Information given
────
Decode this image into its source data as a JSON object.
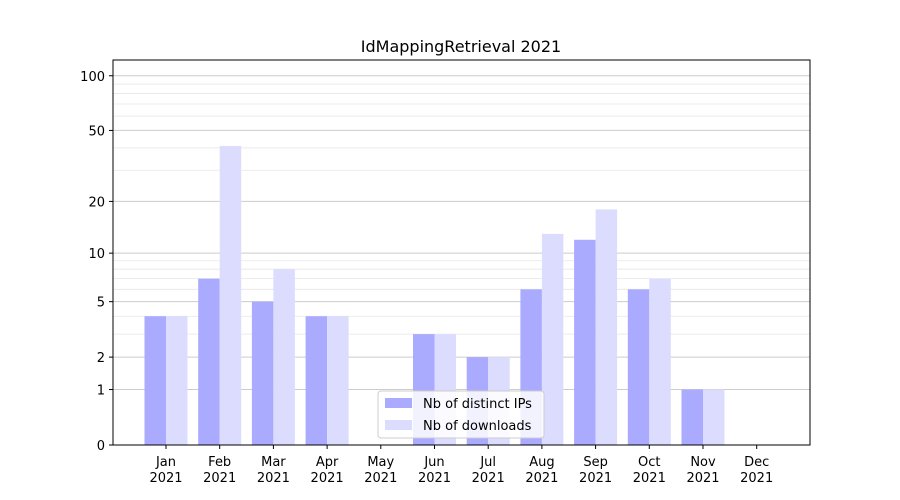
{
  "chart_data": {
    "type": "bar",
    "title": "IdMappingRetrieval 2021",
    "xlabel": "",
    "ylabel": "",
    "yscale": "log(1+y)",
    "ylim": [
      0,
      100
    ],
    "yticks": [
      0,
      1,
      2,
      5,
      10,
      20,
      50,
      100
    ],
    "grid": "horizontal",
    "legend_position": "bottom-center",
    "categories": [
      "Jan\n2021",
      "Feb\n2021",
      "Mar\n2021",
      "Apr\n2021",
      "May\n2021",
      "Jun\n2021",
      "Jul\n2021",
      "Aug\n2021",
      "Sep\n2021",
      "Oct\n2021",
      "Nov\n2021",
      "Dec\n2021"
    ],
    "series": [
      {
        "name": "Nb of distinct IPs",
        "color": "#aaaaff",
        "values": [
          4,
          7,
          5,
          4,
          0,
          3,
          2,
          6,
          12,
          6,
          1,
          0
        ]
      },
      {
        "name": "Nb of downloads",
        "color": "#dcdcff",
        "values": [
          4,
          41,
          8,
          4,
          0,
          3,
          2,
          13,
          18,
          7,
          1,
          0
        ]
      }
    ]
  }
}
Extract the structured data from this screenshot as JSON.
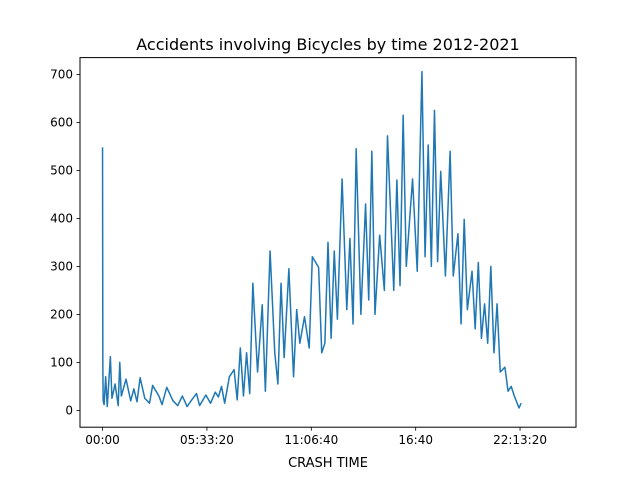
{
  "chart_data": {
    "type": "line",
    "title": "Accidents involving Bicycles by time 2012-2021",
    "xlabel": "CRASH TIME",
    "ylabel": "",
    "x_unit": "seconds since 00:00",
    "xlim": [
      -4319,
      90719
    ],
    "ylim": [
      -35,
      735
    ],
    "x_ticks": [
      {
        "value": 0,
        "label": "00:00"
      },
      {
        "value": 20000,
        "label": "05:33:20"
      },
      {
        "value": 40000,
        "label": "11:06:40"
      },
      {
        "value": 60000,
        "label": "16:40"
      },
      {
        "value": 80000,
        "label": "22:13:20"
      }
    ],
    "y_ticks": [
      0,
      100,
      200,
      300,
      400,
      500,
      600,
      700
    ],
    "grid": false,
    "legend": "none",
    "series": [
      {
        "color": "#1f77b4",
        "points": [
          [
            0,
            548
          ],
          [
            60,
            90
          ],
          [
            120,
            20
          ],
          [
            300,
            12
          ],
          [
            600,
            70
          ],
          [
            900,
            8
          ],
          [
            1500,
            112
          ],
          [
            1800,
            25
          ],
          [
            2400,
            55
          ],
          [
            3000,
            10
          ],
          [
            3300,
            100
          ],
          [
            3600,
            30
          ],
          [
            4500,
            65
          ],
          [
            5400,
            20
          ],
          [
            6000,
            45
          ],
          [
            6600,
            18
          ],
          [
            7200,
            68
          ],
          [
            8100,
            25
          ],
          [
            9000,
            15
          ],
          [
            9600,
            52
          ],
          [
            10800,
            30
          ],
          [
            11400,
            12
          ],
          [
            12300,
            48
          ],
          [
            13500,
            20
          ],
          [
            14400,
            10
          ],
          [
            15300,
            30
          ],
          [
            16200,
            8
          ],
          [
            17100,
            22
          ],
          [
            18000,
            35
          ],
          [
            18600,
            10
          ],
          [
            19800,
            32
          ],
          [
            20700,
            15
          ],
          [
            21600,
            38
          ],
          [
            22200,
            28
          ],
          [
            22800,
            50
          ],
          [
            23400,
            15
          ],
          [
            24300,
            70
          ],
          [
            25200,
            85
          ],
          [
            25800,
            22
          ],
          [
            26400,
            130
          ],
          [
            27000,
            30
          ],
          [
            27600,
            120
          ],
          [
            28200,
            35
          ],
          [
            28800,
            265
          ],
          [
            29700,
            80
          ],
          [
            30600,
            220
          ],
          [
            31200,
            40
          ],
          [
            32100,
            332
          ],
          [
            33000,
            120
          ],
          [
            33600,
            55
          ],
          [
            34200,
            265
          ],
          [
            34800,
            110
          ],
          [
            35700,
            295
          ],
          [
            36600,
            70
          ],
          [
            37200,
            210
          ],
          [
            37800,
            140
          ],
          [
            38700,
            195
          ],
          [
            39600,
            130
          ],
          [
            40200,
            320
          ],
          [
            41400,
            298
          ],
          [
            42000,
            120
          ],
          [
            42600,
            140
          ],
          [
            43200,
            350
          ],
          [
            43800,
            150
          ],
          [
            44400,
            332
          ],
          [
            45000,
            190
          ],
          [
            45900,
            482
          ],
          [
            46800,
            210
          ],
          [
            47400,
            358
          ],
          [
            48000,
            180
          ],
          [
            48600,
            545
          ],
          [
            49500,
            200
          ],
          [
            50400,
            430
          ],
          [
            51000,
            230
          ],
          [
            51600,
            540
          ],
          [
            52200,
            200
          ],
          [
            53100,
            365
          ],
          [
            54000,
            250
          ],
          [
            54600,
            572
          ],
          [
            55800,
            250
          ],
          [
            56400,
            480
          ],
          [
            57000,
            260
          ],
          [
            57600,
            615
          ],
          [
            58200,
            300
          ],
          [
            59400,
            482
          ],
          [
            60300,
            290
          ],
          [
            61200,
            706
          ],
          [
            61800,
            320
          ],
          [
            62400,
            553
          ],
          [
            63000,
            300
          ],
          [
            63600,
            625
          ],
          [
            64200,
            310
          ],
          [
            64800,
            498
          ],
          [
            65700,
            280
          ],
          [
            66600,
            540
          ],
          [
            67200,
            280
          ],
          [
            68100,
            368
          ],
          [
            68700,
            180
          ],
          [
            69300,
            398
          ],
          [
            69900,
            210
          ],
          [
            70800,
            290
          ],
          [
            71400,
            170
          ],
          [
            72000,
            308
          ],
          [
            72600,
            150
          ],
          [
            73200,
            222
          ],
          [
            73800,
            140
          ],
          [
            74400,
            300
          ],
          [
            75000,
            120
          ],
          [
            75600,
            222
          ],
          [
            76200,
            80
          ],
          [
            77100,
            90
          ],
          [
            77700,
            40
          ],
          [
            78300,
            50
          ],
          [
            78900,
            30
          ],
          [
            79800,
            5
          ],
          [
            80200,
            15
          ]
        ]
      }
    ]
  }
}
────
Leave every image out, and retype the material exactly.

Result of this task
Decode this image into its source data as a JSON object.
{
  "chart_data": {
    "type": "bar",
    "title": "IdMappingRetrieval 2021",
    "xlabel": "",
    "ylabel": "",
    "yscale": "log(1+y)",
    "ylim": [
      0,
      100
    ],
    "yticks": [
      0,
      1,
      2,
      5,
      10,
      20,
      50,
      100
    ],
    "grid": "horizontal",
    "legend_position": "bottom-center",
    "categories": [
      "Jan\n2021",
      "Feb\n2021",
      "Mar\n2021",
      "Apr\n2021",
      "May\n2021",
      "Jun\n2021",
      "Jul\n2021",
      "Aug\n2021",
      "Sep\n2021",
      "Oct\n2021",
      "Nov\n2021",
      "Dec\n2021"
    ],
    "series": [
      {
        "name": "Nb of distinct IPs",
        "color": "#aaaaff",
        "values": [
          4,
          7,
          5,
          4,
          0,
          3,
          2,
          6,
          12,
          6,
          1,
          0
        ]
      },
      {
        "name": "Nb of downloads",
        "color": "#dcdcff",
        "values": [
          4,
          41,
          8,
          4,
          0,
          3,
          2,
          13,
          18,
          7,
          1,
          0
        ]
      }
    ]
  }
}
Extract the structured data from this screenshot as JSON.
{
  "chart_data": {
    "type": "line",
    "title": "Accidents involving Bicycles by time 2012-2021",
    "xlabel": "CRASH TIME",
    "ylabel": "",
    "x_unit": "seconds since 00:00",
    "xlim": [
      -4319,
      90719
    ],
    "ylim": [
      -35,
      735
    ],
    "x_ticks": [
      {
        "value": 0,
        "label": "00:00"
      },
      {
        "value": 20000,
        "label": "05:33:20"
      },
      {
        "value": 40000,
        "label": "11:06:40"
      },
      {
        "value": 60000,
        "label": "16:40"
      },
      {
        "value": 80000,
        "label": "22:13:20"
      }
    ],
    "y_ticks": [
      0,
      100,
      200,
      300,
      400,
      500,
      600,
      700
    ],
    "grid": false,
    "legend": "none",
    "series": [
      {
        "color": "#1f77b4",
        "points": [
          [
            0,
            548
          ],
          [
            60,
            90
          ],
          [
            120,
            20
          ],
          [
            300,
            12
          ],
          [
            600,
            70
          ],
          [
            900,
            8
          ],
          [
            1500,
            112
          ],
          [
            1800,
            25
          ],
          [
            2400,
            55
          ],
          [
            3000,
            10
          ],
          [
            3300,
            100
          ],
          [
            3600,
            30
          ],
          [
            4500,
            65
          ],
          [
            5400,
            20
          ],
          [
            6000,
            45
          ],
          [
            6600,
            18
          ],
          [
            7200,
            68
          ],
          [
            8100,
            25
          ],
          [
            9000,
            15
          ],
          [
            9600,
            52
          ],
          [
            10800,
            30
          ],
          [
            11400,
            12
          ],
          [
            12300,
            48
          ],
          [
            13500,
            20
          ],
          [
            14400,
            10
          ],
          [
            15300,
            30
          ],
          [
            16200,
            8
          ],
          [
            17100,
            22
          ],
          [
            18000,
            35
          ],
          [
            18600,
            10
          ],
          [
            19800,
            32
          ],
          [
            20700,
            15
          ],
          [
            21600,
            38
          ],
          [
            22200,
            28
          ],
          [
            22800,
            50
          ],
          [
            23400,
            15
          ],
          [
            24300,
            70
          ],
          [
            25200,
            85
          ],
          [
            25800,
            22
          ],
          [
            26400,
            130
          ],
          [
            27000,
            30
          ],
          [
            27600,
            120
          ],
          [
            28200,
            35
          ],
          [
            28800,
            265
          ],
          [
            29700,
            80
          ],
          [
            30600,
            220
          ],
          [
            31200,
            40
          ],
          [
            32100,
            332
          ],
          [
            33000,
            120
          ],
          [
            33600,
            55
          ],
          [
            34200,
            265
          ],
          [
            34800,
            110
          ],
          [
            35700,
            295
          ],
          [
            36600,
            70
          ],
          [
            37200,
            210
          ],
          [
            37800,
            140
          ],
          [
            38700,
            195
          ],
          [
            39600,
            130
          ],
          [
            40200,
            320
          ],
          [
            41400,
            298
          ],
          [
            42000,
            120
          ],
          [
            42600,
            140
          ],
          [
            43200,
            350
          ],
          [
            43800,
            150
          ],
          [
            44400,
            332
          ],
          [
            45000,
            190
          ],
          [
            45900,
            482
          ],
          [
            46800,
            210
          ],
          [
            47400,
            358
          ],
          [
            48000,
            180
          ],
          [
            48600,
            545
          ],
          [
            49500,
            200
          ],
          [
            50400,
            430
          ],
          [
            51000,
            230
          ],
          [
            51600,
            540
          ],
          [
            52200,
            200
          ],
          [
            53100,
            365
          ],
          [
            54000,
            250
          ],
          [
            54600,
            572
          ],
          [
            55800,
            250
          ],
          [
            56400,
            480
          ],
          [
            57000,
            260
          ],
          [
            57600,
            615
          ],
          [
            58200,
            300
          ],
          [
            59400,
            482
          ],
          [
            60300,
            290
          ],
          [
            61200,
            706
          ],
          [
            61800,
            320
          ],
          [
            62400,
            553
          ],
          [
            63000,
            300
          ],
          [
            63600,
            625
          ],
          [
            64200,
            310
          ],
          [
            64800,
            498
          ],
          [
            65700,
            280
          ],
          [
            66600,
            540
          ],
          [
            67200,
            280
          ],
          [
            68100,
            368
          ],
          [
            68700,
            180
          ],
          [
            69300,
            398
          ],
          [
            69900,
            210
          ],
          [
            70800,
            290
          ],
          [
            71400,
            170
          ],
          [
            72000,
            308
          ],
          [
            72600,
            150
          ],
          [
            73200,
            222
          ],
          [
            73800,
            140
          ],
          [
            74400,
            300
          ],
          [
            75000,
            120
          ],
          [
            75600,
            222
          ],
          [
            76200,
            80
          ],
          [
            77100,
            90
          ],
          [
            77700,
            40
          ],
          [
            78300,
            50
          ],
          [
            78900,
            30
          ],
          [
            79800,
            5
          ],
          [
            80200,
            15
          ]
        ]
      }
    ]
  }
}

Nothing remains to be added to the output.